Look through the lines below and extract each one that contains "JSON".

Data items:
┄┄┄┄┄┄

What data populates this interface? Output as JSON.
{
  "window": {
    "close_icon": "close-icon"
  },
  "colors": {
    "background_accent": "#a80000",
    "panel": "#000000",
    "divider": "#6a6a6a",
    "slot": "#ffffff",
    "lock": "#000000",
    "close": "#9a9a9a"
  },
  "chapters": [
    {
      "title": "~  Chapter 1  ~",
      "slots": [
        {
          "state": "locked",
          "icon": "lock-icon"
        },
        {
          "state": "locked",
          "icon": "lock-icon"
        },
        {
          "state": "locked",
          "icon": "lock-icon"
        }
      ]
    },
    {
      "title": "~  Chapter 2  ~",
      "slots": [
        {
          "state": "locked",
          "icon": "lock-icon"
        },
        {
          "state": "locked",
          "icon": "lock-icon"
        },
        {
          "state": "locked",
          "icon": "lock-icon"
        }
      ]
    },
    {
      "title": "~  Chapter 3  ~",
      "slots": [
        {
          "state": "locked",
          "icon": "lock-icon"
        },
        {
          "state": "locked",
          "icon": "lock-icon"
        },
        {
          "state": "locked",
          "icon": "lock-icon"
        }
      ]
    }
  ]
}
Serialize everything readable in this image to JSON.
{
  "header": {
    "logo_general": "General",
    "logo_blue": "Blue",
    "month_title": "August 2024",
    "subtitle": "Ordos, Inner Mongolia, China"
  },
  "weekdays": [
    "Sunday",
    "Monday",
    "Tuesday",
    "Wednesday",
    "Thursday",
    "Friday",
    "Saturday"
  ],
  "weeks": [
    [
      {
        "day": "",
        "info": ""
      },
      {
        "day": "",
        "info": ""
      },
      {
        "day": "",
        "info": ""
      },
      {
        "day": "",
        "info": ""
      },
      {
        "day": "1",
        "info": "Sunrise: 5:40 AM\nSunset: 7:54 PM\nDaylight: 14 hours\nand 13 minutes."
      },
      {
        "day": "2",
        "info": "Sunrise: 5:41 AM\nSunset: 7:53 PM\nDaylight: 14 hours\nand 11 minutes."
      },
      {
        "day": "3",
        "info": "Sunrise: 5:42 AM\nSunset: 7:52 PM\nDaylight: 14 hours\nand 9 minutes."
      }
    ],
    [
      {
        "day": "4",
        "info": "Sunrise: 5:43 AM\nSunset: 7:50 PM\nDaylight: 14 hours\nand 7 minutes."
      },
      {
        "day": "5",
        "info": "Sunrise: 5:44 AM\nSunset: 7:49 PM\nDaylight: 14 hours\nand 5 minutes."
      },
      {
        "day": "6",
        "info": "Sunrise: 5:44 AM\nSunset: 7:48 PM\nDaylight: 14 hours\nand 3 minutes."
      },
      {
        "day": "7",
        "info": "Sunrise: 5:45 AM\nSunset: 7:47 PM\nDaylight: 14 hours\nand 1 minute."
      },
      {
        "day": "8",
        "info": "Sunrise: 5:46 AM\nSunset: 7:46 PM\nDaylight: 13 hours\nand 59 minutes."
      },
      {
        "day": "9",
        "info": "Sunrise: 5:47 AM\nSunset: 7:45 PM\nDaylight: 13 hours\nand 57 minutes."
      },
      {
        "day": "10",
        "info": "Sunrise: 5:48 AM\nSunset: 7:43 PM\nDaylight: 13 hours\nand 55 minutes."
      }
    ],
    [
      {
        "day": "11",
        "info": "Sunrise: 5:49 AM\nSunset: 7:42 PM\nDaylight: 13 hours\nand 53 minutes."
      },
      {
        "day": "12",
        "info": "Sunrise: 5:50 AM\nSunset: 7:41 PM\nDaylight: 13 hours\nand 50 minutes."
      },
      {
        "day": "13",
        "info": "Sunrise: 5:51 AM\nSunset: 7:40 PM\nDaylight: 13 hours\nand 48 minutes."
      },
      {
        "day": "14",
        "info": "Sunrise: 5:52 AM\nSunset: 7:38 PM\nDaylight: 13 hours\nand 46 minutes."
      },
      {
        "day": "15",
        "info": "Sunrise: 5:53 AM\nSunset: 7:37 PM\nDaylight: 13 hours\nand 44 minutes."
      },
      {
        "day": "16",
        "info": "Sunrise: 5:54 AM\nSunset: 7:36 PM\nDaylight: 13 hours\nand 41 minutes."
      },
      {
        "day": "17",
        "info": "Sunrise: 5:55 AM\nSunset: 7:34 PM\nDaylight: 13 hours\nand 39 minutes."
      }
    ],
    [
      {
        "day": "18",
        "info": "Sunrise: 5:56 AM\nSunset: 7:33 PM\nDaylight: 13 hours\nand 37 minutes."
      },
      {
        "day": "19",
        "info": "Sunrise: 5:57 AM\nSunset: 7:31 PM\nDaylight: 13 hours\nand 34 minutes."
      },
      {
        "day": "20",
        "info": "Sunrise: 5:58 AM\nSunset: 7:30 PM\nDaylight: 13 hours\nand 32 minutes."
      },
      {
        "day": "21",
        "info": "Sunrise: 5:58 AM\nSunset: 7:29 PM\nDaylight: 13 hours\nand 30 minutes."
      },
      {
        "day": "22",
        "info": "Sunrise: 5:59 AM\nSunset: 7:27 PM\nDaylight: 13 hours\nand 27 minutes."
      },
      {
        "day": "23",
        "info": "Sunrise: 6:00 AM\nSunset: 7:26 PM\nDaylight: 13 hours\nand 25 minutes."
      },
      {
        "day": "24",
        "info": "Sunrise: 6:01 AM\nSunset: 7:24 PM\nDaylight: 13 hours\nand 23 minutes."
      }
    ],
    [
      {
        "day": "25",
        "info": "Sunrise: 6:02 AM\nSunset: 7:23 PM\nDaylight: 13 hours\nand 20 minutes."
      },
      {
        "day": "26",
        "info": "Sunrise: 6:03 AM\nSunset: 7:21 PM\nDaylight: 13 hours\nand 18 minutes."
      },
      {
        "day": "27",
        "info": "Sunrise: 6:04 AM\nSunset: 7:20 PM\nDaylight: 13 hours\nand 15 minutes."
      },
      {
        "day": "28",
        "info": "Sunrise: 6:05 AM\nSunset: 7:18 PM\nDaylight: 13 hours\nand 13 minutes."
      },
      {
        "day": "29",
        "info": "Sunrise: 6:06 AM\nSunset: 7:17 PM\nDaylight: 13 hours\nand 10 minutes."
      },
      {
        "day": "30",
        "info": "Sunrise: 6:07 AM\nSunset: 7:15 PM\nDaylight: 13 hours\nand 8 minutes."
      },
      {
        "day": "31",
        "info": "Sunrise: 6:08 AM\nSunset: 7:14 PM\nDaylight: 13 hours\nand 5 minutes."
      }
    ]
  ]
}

┄┄┄┄┄┄

RESULT OF THIS TASK
What data populates this interface? Output as JSON.
Serialize everything readable in this image to JSON.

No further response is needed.